任务目标 >> 能把下面所有条目逐字照抄一遍吗？图片不要抄进答案。

═══ 数据内容

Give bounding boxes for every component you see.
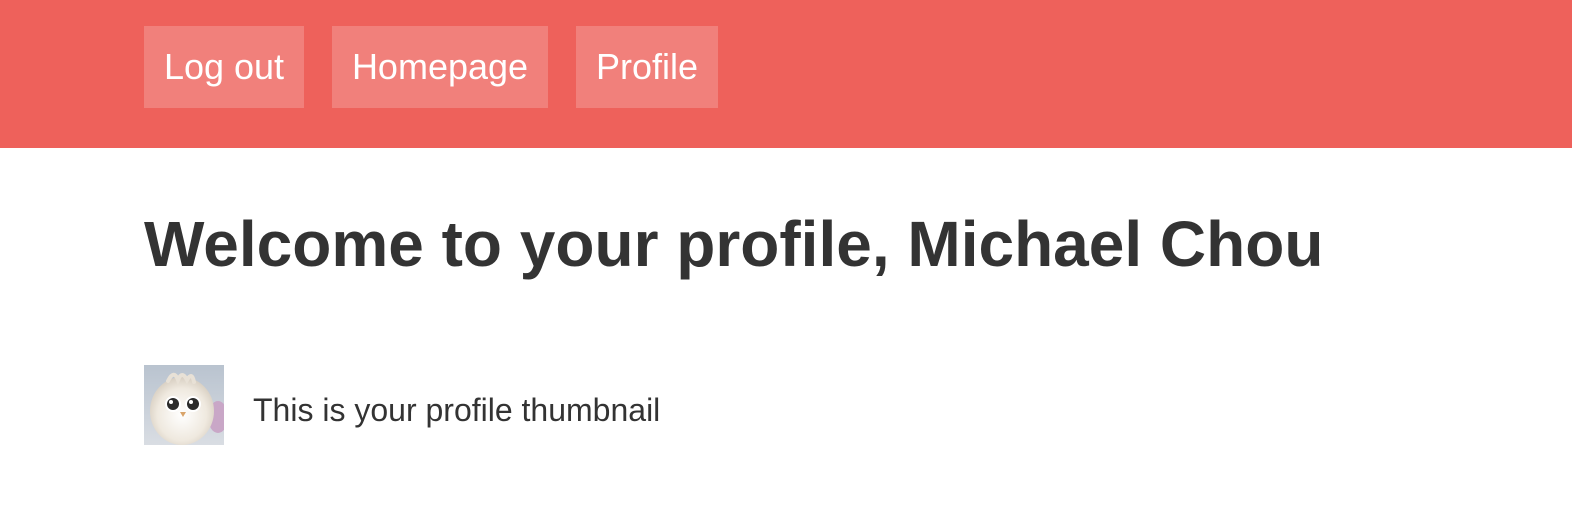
bird-avatar-icon	[144, 365, 224, 445]
profile-button[interactable]: Profile	[576, 26, 718, 108]
homepage-button[interactable]: Homepage	[332, 26, 548, 108]
top-navigation-bar: Log out Homepage Profile	[0, 0, 1572, 148]
page-title: Welcome to your profile, Michael Chou	[144, 208, 1324, 280]
logout-button[interactable]: Log out	[144, 26, 304, 108]
thumbnail-caption: This is your profile thumbnail	[253, 392, 661, 428]
profile-thumbnail-avatar	[144, 365, 224, 445]
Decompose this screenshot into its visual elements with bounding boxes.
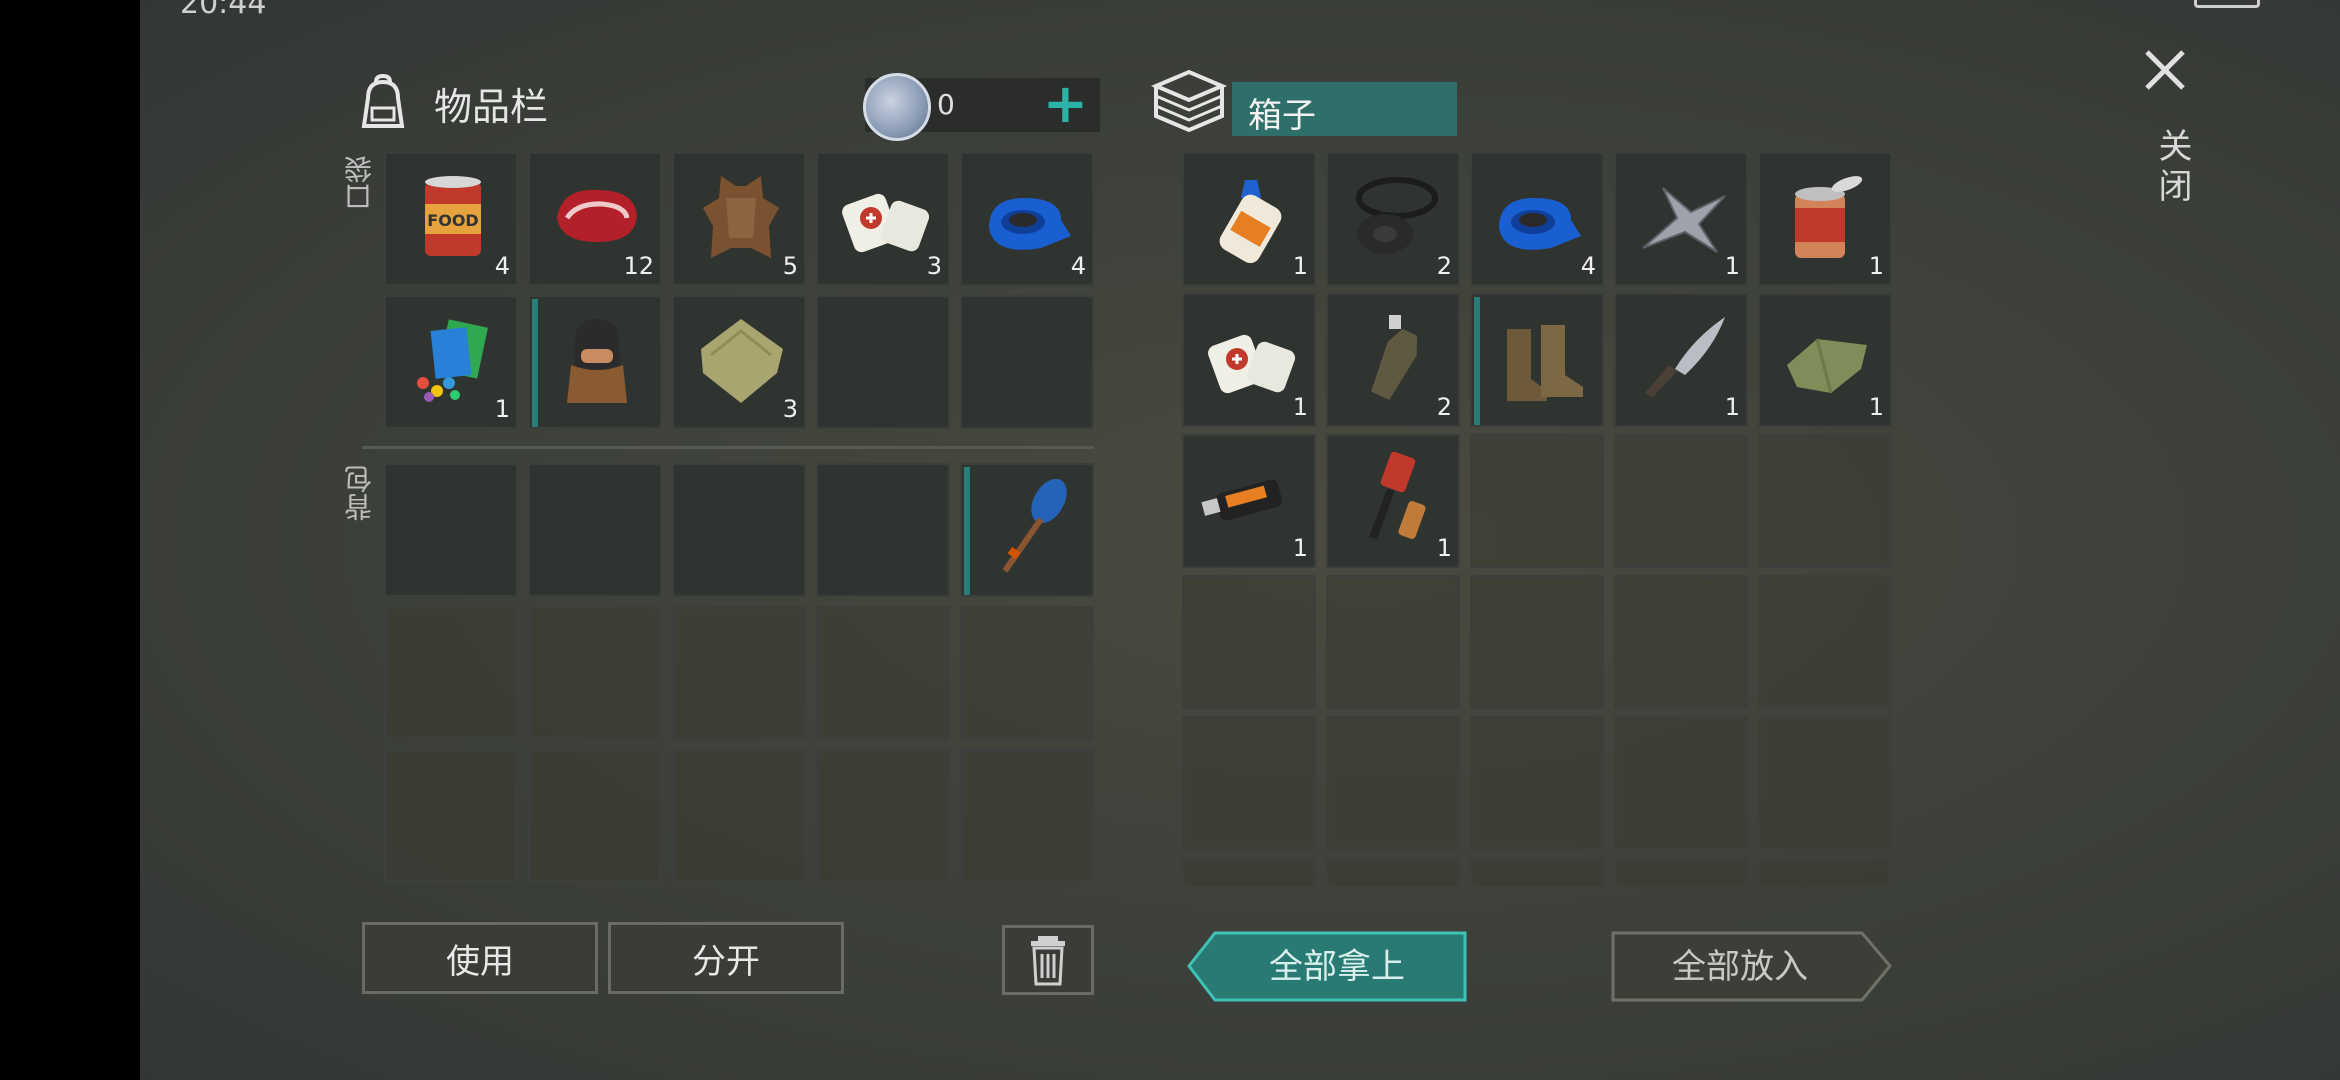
box-slot[interactable] xyxy=(1470,434,1604,568)
boots-icon xyxy=(1507,325,1583,401)
box-slot[interactable] xyxy=(1326,575,1460,709)
box-slot[interactable] xyxy=(1326,857,1460,886)
take-all-button[interactable]: 全部拿上 xyxy=(1185,930,1470,1004)
box-grid: 1 2 4 1 1 1 2 1 1 1 1 xyxy=(140,0,2340,886)
game-screen: 20:44 物品栏 0 + 口袋 背包 FOOD 4 12 5 3 4 1 3 箱子 1241… xyxy=(140,0,2340,1080)
box-slot[interactable] xyxy=(1758,434,1892,568)
put-all-label: 全部放入 xyxy=(1672,947,1808,987)
item-count: 4 xyxy=(1580,252,1596,280)
box-slot[interactable] xyxy=(1470,293,1604,427)
box-slot[interactable] xyxy=(1758,575,1892,709)
take-all-label: 全部拿上 xyxy=(1269,947,1405,987)
close-label[interactable]: 关闭 xyxy=(2148,128,2197,208)
box-slot[interactable]: 1 xyxy=(1326,434,1460,568)
metal-scrap-icon xyxy=(1642,187,1726,253)
rubber-rings-icon xyxy=(1356,177,1438,254)
box-slot[interactable] xyxy=(1614,857,1748,886)
flare-icon xyxy=(1369,451,1426,540)
box-slot[interactable]: 1 xyxy=(1758,293,1892,427)
close-icon[interactable] xyxy=(2135,40,2195,100)
bottle-icon xyxy=(1371,315,1418,400)
box-slot[interactable] xyxy=(1470,575,1604,709)
box-slot[interactable]: 1 xyxy=(1182,434,1316,568)
item-count: 1 xyxy=(1868,393,1884,421)
item-count: 1 xyxy=(1292,534,1308,562)
durability-bar xyxy=(1474,297,1480,425)
box-slot[interactable] xyxy=(1614,434,1748,568)
bandage-icon xyxy=(1208,334,1296,394)
box-slot[interactable]: 2 xyxy=(1326,152,1460,286)
trash-icon xyxy=(1031,936,1065,986)
item-count: 1 xyxy=(1868,252,1884,280)
box-slot[interactable] xyxy=(1182,857,1316,886)
box-slot[interactable]: 2 xyxy=(1326,293,1460,427)
item-count: 2 xyxy=(1436,393,1452,421)
box-slot[interactable] xyxy=(1326,716,1460,850)
box-slot[interactable] xyxy=(1470,716,1604,850)
box-slot[interactable]: 1 xyxy=(1182,152,1316,286)
green-cloth-icon xyxy=(1787,338,1867,394)
box-slot[interactable]: 1 xyxy=(1614,152,1748,286)
box-slot[interactable] xyxy=(1182,716,1316,850)
box-slot[interactable]: 1 xyxy=(1758,152,1892,286)
box-slot[interactable]: 4 xyxy=(1470,152,1604,286)
box-slot[interactable] xyxy=(1758,857,1892,886)
box-slot[interactable] xyxy=(1758,716,1892,850)
use-button[interactable]: 使用 xyxy=(362,922,598,994)
item-count: 1 xyxy=(1436,534,1452,562)
usb-drive-icon xyxy=(1201,479,1283,521)
blue-tape-icon xyxy=(1499,198,1581,250)
item-count: 1 xyxy=(1292,252,1308,280)
split-button[interactable]: 分开 xyxy=(608,922,844,994)
knife-icon xyxy=(1645,317,1725,397)
box-slot[interactable] xyxy=(1614,716,1748,850)
item-count: 1 xyxy=(1724,252,1740,280)
trash-button[interactable] xyxy=(1002,925,1094,995)
put-all-button[interactable]: 全部放入 xyxy=(1610,930,1895,1004)
box-slot[interactable]: 1 xyxy=(1182,293,1316,427)
item-count: 2 xyxy=(1436,252,1452,280)
box-slot[interactable] xyxy=(1614,575,1748,709)
box-slot[interactable] xyxy=(1182,575,1316,709)
item-count: 1 xyxy=(1292,393,1308,421)
box-slot[interactable] xyxy=(1470,857,1604,886)
glue-icon xyxy=(1219,180,1282,264)
open-can-icon xyxy=(1795,176,1863,258)
box-slot[interactable]: 1 xyxy=(1614,293,1748,427)
item-count: 1 xyxy=(1724,393,1740,421)
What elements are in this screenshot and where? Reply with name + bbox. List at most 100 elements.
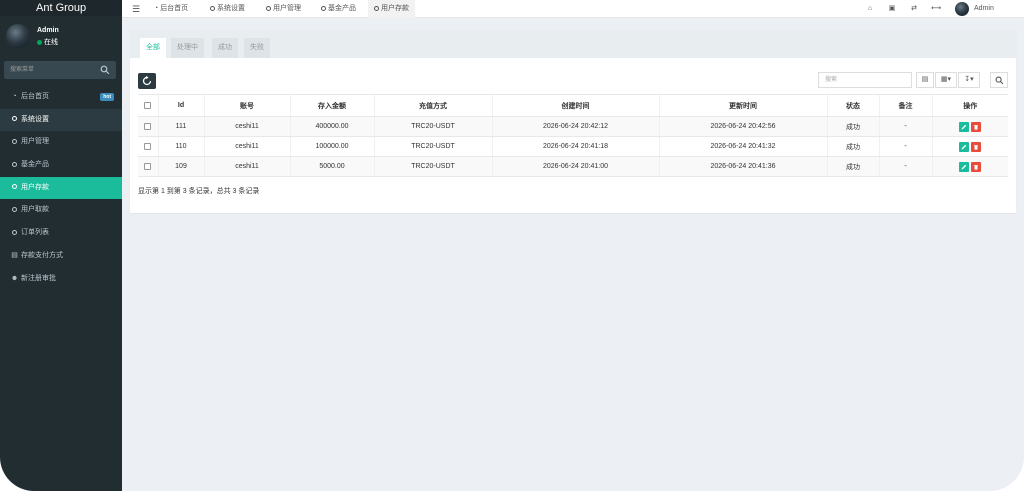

══════

解答 >>
Give bounding boxes for every component you see.
bird-avatar-icon	[144, 365, 224, 445]
profile-button[interactable]: Profile	[576, 26, 718, 108]
homepage-button[interactable]: Homepage	[332, 26, 548, 108]
top-navigation-bar: Log out Homepage Profile	[0, 0, 1572, 148]
page-title: Welcome to your profile, Michael Chou	[144, 208, 1324, 280]
logout-button[interactable]: Log out	[144, 26, 304, 108]
thumbnail-caption: This is your profile thumbnail	[253, 392, 661, 428]
profile-thumbnail-avatar	[144, 365, 224, 445]
Decompose this screenshot into its visual elements with bounding boxes.
box-slot[interactable] xyxy=(1470,434,1604,568)
boots-icon xyxy=(1507,325,1583,401)
box-slot[interactable] xyxy=(1326,575,1460,709)
box-slot[interactable] xyxy=(1326,857,1460,886)
take-all-button[interactable]: 全部拿上 xyxy=(1185,930,1470,1004)
box-grid: 1 2 4 1 1 1 2 1 1 1 1 xyxy=(140,0,2340,886)
game-screen: 20:44 物品栏 0 + 口袋 背包 FOOD 4 12 5 3 4 1 3 箱子 1241… xyxy=(140,0,2340,1080)
box-slot[interactable] xyxy=(1758,434,1892,568)
put-all-label: 全部放入 xyxy=(1672,947,1808,987)
item-count: 4 xyxy=(1580,252,1596,280)
box-slot[interactable] xyxy=(1470,293,1604,427)
box-slot[interactable] xyxy=(1758,575,1892,709)
take-all-label: 全部拿上 xyxy=(1269,947,1405,987)
close-label[interactable]: 关闭 xyxy=(2148,128,2197,208)
box-slot[interactable]: 1 xyxy=(1326,434,1460,568)
metal-scrap-icon xyxy=(1642,187,1726,253)
rubber-rings-icon xyxy=(1356,177,1438,254)
box-slot[interactable] xyxy=(1614,857,1748,886)
flare-icon xyxy=(1369,451,1426,540)
box-slot[interactable]: 1 xyxy=(1758,293,1892,427)
close-icon[interactable] xyxy=(2135,40,2195,100)
bottle-icon xyxy=(1371,315,1418,400)
box-slot[interactable] xyxy=(1470,575,1604,709)
box-slot[interactable]: 1 xyxy=(1182,434,1316,568)
item-count: 1 xyxy=(1868,393,1884,421)
item-count: 1 xyxy=(1292,534,1308,562)
durability-bar xyxy=(1474,297,1480,425)
box-slot[interactable] xyxy=(1614,434,1748,568)
bandage-icon xyxy=(1208,334,1296,394)
box-slot[interactable]: 2 xyxy=(1326,152,1460,286)
trash-icon xyxy=(1031,936,1065,986)
item-count: 1 xyxy=(1868,252,1884,280)
box-slot[interactable] xyxy=(1182,857,1316,886)
box-slot[interactable]: 2 xyxy=(1326,293,1460,427)
item-count: 2 xyxy=(1436,393,1452,421)
box-slot[interactable] xyxy=(1326,716,1460,850)
box-slot[interactable] xyxy=(1470,716,1604,850)
box-slot[interactable]: 1 xyxy=(1182,152,1316,286)
green-cloth-icon xyxy=(1787,338,1867,394)
box-slot[interactable]: 1 xyxy=(1614,152,1748,286)
box-slot[interactable] xyxy=(1182,716,1316,850)
box-slot[interactable]: 1 xyxy=(1758,152,1892,286)
box-slot[interactable]: 4 xyxy=(1470,152,1604,286)
box-slot[interactable] xyxy=(1758,857,1892,886)
box-slot[interactable] xyxy=(1758,716,1892,850)
use-button[interactable]: 使用 xyxy=(362,922,598,994)
item-count: 1 xyxy=(1436,534,1452,562)
usb-drive-icon xyxy=(1201,479,1283,521)
blue-tape-icon xyxy=(1499,198,1581,250)
item-count: 1 xyxy=(1292,252,1308,280)
split-button[interactable]: 分开 xyxy=(608,922,844,994)
knife-icon xyxy=(1645,317,1725,397)
box-slot[interactable] xyxy=(1614,716,1748,850)
item-count: 1 xyxy=(1724,252,1740,280)
trash-button[interactable] xyxy=(1002,925,1094,995)
put-all-button[interactable]: 全部放入 xyxy=(1610,930,1895,1004)
box-slot[interactable]: 1 xyxy=(1182,293,1316,427)
item-count: 2 xyxy=(1436,252,1452,280)
box-slot[interactable] xyxy=(1614,575,1748,709)
box-slot[interactable] xyxy=(1182,575,1316,709)
item-count: 1 xyxy=(1292,393,1308,421)
box-slot[interactable] xyxy=(1470,857,1604,886)
glue-icon xyxy=(1219,180,1282,264)
open-can-icon xyxy=(1795,176,1863,258)
box-slot[interactable]: 1 xyxy=(1614,293,1748,427)
item-count: 1 xyxy=(1724,393,1740,421)
What elements are in this screenshot and where? Reply with name + bbox. List at most 100 elements.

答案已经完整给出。